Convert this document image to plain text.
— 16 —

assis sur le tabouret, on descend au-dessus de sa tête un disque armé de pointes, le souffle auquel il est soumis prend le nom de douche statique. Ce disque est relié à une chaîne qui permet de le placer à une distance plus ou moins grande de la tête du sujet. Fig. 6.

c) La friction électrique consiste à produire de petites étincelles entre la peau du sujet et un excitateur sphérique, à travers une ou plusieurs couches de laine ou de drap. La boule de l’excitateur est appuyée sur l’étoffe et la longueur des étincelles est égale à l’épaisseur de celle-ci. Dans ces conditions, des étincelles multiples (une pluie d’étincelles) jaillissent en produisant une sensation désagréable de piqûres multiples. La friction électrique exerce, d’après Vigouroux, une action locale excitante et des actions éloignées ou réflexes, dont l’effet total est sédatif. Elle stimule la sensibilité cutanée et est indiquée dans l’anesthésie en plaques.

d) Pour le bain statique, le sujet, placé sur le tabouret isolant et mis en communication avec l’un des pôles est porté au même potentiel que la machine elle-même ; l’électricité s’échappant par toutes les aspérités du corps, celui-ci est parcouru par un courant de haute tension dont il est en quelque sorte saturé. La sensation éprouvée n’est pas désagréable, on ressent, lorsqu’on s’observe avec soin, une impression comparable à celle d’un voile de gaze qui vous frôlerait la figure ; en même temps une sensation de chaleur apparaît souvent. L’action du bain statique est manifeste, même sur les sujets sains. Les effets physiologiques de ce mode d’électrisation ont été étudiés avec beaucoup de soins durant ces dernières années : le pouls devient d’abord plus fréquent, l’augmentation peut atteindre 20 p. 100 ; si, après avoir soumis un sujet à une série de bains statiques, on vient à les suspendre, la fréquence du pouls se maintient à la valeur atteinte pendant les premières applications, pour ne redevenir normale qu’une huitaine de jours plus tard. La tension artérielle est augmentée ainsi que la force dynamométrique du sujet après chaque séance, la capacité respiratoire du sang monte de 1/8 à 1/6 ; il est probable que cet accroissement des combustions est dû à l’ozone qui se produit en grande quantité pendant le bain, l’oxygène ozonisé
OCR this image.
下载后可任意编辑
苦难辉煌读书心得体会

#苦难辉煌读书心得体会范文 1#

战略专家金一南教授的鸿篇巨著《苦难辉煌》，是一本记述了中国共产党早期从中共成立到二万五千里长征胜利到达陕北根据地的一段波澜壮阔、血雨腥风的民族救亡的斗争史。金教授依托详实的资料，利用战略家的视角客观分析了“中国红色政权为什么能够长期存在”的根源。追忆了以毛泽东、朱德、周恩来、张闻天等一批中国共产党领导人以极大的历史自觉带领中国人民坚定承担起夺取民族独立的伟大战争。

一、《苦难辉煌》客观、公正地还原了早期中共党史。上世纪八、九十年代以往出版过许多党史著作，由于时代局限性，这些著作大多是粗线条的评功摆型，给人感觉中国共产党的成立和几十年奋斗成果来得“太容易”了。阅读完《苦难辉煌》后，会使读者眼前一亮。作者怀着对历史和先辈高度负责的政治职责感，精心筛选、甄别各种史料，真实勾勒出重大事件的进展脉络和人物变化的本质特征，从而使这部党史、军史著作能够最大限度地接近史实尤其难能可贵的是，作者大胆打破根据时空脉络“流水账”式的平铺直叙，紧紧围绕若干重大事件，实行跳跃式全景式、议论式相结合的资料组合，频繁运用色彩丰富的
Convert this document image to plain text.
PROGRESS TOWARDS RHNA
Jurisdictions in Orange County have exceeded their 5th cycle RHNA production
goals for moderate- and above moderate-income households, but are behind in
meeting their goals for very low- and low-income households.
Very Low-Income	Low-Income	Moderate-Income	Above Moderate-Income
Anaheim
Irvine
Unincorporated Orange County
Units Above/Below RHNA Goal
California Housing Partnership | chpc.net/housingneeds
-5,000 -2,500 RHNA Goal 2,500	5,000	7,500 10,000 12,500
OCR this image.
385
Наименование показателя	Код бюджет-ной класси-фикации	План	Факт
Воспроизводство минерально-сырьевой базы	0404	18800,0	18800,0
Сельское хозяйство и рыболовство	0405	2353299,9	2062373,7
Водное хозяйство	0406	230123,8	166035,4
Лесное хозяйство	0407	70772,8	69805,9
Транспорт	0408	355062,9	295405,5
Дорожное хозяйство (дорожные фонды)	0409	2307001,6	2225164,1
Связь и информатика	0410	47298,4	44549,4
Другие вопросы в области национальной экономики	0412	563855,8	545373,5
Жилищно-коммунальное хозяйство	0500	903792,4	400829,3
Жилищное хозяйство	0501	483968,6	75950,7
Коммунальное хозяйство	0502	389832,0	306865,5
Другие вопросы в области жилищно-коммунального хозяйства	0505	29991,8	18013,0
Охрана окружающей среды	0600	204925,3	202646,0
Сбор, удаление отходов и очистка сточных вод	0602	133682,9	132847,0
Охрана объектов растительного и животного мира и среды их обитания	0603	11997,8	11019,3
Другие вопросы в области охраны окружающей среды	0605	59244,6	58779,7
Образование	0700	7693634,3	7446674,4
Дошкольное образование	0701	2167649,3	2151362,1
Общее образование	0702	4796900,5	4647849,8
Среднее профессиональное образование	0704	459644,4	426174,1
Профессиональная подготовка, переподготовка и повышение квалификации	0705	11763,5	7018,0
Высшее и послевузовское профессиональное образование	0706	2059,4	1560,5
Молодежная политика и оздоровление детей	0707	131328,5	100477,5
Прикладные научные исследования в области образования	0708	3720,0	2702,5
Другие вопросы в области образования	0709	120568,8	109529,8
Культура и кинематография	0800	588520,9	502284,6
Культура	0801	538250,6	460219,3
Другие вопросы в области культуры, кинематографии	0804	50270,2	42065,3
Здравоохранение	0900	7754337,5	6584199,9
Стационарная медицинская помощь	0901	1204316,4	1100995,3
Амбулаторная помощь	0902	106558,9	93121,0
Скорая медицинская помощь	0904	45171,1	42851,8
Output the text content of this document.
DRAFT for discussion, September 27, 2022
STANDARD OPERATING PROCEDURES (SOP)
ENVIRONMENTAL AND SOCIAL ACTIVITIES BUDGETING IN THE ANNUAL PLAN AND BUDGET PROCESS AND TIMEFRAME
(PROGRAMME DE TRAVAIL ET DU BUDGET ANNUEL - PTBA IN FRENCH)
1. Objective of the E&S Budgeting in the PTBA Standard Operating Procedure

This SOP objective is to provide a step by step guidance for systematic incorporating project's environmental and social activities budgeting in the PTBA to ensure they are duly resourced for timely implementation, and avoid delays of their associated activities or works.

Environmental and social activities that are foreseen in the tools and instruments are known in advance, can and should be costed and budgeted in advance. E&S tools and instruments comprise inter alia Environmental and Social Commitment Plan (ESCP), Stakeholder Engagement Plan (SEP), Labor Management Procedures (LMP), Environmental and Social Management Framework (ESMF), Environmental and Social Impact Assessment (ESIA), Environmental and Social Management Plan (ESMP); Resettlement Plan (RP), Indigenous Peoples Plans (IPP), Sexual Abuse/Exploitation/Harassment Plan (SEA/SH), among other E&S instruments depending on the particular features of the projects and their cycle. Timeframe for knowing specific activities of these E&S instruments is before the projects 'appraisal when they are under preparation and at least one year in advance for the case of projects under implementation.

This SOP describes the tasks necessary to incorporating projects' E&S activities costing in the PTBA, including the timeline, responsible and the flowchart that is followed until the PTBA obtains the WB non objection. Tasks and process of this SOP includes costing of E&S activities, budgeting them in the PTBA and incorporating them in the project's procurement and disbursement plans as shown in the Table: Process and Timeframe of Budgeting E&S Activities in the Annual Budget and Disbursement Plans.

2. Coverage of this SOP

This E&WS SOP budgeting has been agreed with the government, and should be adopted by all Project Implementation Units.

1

• Problem details:
How many lines of these entries contain the string "Охрана"? Reply with the number alone.

• The completed task:
2